What to produce
Make an exact transcription of the material, leaving out all images.

Chart and figure data:
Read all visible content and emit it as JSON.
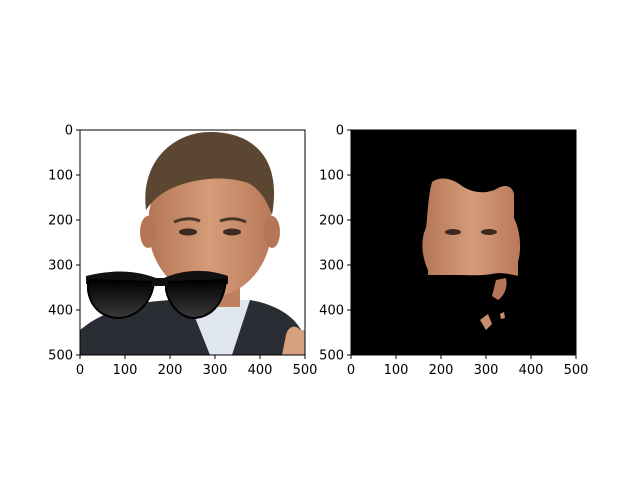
{
  "chart_data": [
    {
      "type": "image",
      "title": "",
      "xlabel": "",
      "ylabel": "",
      "xlim": [
        0,
        500
      ],
      "ylim": [
        500,
        0
      ],
      "xticks": [
        0,
        100,
        200,
        300,
        400,
        500
      ],
      "yticks": [
        0,
        100,
        200,
        300,
        400,
        500
      ],
      "xtick_labels": [
        "0",
        "100",
        "200",
        "300",
        "400",
        "500"
      ],
      "ytick_labels": [
        "0",
        "100",
        "200",
        "300",
        "400",
        "500"
      ],
      "content": "portrait-with-sunglasses-overlay",
      "background": "#ffffff"
    },
    {
      "type": "image",
      "title": "",
      "xlabel": "",
      "ylabel": "",
      "xlim": [
        0,
        500
      ],
      "ylim": [
        500,
        0
      ],
      "xticks": [
        0,
        100,
        200,
        300,
        400,
        500
      ],
      "yticks": [
        0,
        100,
        200,
        300,
        400,
        500
      ],
      "xtick_labels": [
        "0",
        "100",
        "200",
        "300",
        "400",
        "500"
      ],
      "ytick_labels": [
        "0",
        "100",
        "200",
        "300",
        "400",
        "500"
      ],
      "content": "skin-segmentation-mask",
      "background": "#000000"
    }
  ],
  "colors": {
    "skin": "#c98f6d",
    "hair": "#5b4632",
    "suit": "#2a2d33",
    "shirt": "#dfe6ee",
    "glasses": "#111111",
    "mask_bg": "#000000",
    "photo_bg": "#ffffff"
  }
}
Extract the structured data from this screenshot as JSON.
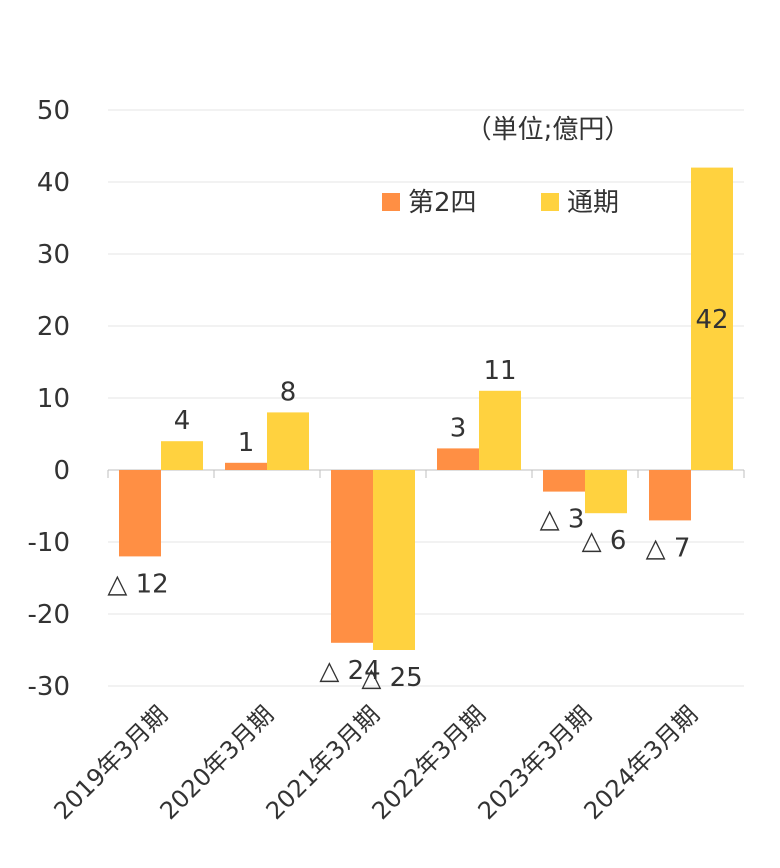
{
  "chart_data": {
    "type": "bar",
    "unit_label": "（単位;億円）",
    "categories": [
      "2019年3月期",
      "2020年3月期",
      "2021年3月期",
      "2022年3月期",
      "2023年3月期",
      "2024年3月期"
    ],
    "series": [
      {
        "name": "第2四",
        "color": "#FF8F44",
        "values": [
          -12,
          1,
          -24,
          3,
          -3,
          -7
        ],
        "labels": [
          "△ 12",
          "1",
          "△ 24",
          "3",
          "△ 3",
          "△ 7"
        ]
      },
      {
        "name": "通期",
        "color": "#FFD23F",
        "values": [
          4,
          8,
          -25,
          11,
          -6,
          42
        ],
        "labels": [
          "4",
          "8",
          "△ 25",
          "11",
          "△ 6",
          "42"
        ]
      }
    ],
    "ylim": [
      -30,
      50
    ],
    "yticks": [
      -30,
      -20,
      -10,
      0,
      10,
      20,
      30,
      40,
      50
    ],
    "grid": true,
    "legend_position": "top-right"
  }
}
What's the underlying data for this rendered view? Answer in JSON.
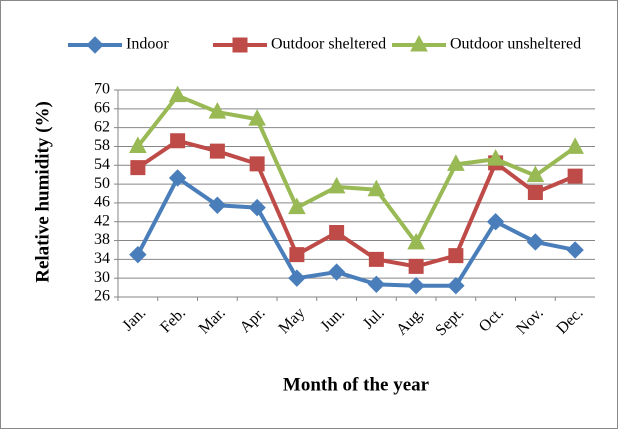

Problem solution
Read all visible content and emit it as JSON.
{
  "chart_data": [
    {
      "type": "image",
      "title": "",
      "xlabel": "",
      "ylabel": "",
      "xlim": [
        0,
        500
      ],
      "ylim": [
        500,
        0
      ],
      "xticks": [
        0,
        100,
        200,
        300,
        400,
        500
      ],
      "yticks": [
        0,
        100,
        200,
        300,
        400,
        500
      ],
      "xtick_labels": [
        "0",
        "100",
        "200",
        "300",
        "400",
        "500"
      ],
      "ytick_labels": [
        "0",
        "100",
        "200",
        "300",
        "400",
        "500"
      ],
      "content": "portrait-with-sunglasses-overlay",
      "background": "#ffffff"
    },
    {
      "type": "image",
      "title": "",
      "xlabel": "",
      "ylabel": "",
      "xlim": [
        0,
        500
      ],
      "ylim": [
        500,
        0
      ],
      "xticks": [
        0,
        100,
        200,
        300,
        400,
        500
      ],
      "yticks": [
        0,
        100,
        200,
        300,
        400,
        500
      ],
      "xtick_labels": [
        "0",
        "100",
        "200",
        "300",
        "400",
        "500"
      ],
      "ytick_labels": [
        "0",
        "100",
        "200",
        "300",
        "400",
        "500"
      ],
      "content": "skin-segmentation-mask",
      "background": "#000000"
    }
  ],
  "colors": {
    "skin": "#c98f6d",
    "hair": "#5b4632",
    "suit": "#2a2d33",
    "shirt": "#dfe6ee",
    "glasses": "#111111",
    "mask_bg": "#000000",
    "photo_bg": "#ffffff"
  }
}
Extract the structured data from this screenshot as JSON.
{
  "chart_data": {
    "type": "bar",
    "unit_label": "（単位;億円）",
    "categories": [
      "2019年3月期",
      "2020年3月期",
      "2021年3月期",
      "2022年3月期",
      "2023年3月期",
      "2024年3月期"
    ],
    "series": [
      {
        "name": "第2四",
        "color": "#FF8F44",
        "values": [
          -12,
          1,
          -24,
          3,
          -3,
          -7
        ],
        "labels": [
          "△ 12",
          "1",
          "△ 24",
          "3",
          "△ 3",
          "△ 7"
        ]
      },
      {
        "name": "通期",
        "color": "#FFD23F",
        "values": [
          4,
          8,
          -25,
          11,
          -6,
          42
        ],
        "labels": [
          "4",
          "8",
          "△ 25",
          "11",
          "△ 6",
          "42"
        ]
      }
    ],
    "ylim": [
      -30,
      50
    ],
    "yticks": [
      -30,
      -20,
      -10,
      0,
      10,
      20,
      30,
      40,
      50
    ],
    "grid": true,
    "legend_position": "top-right"
  }
}
What's the underlying data for this rendered view? Answer in JSON.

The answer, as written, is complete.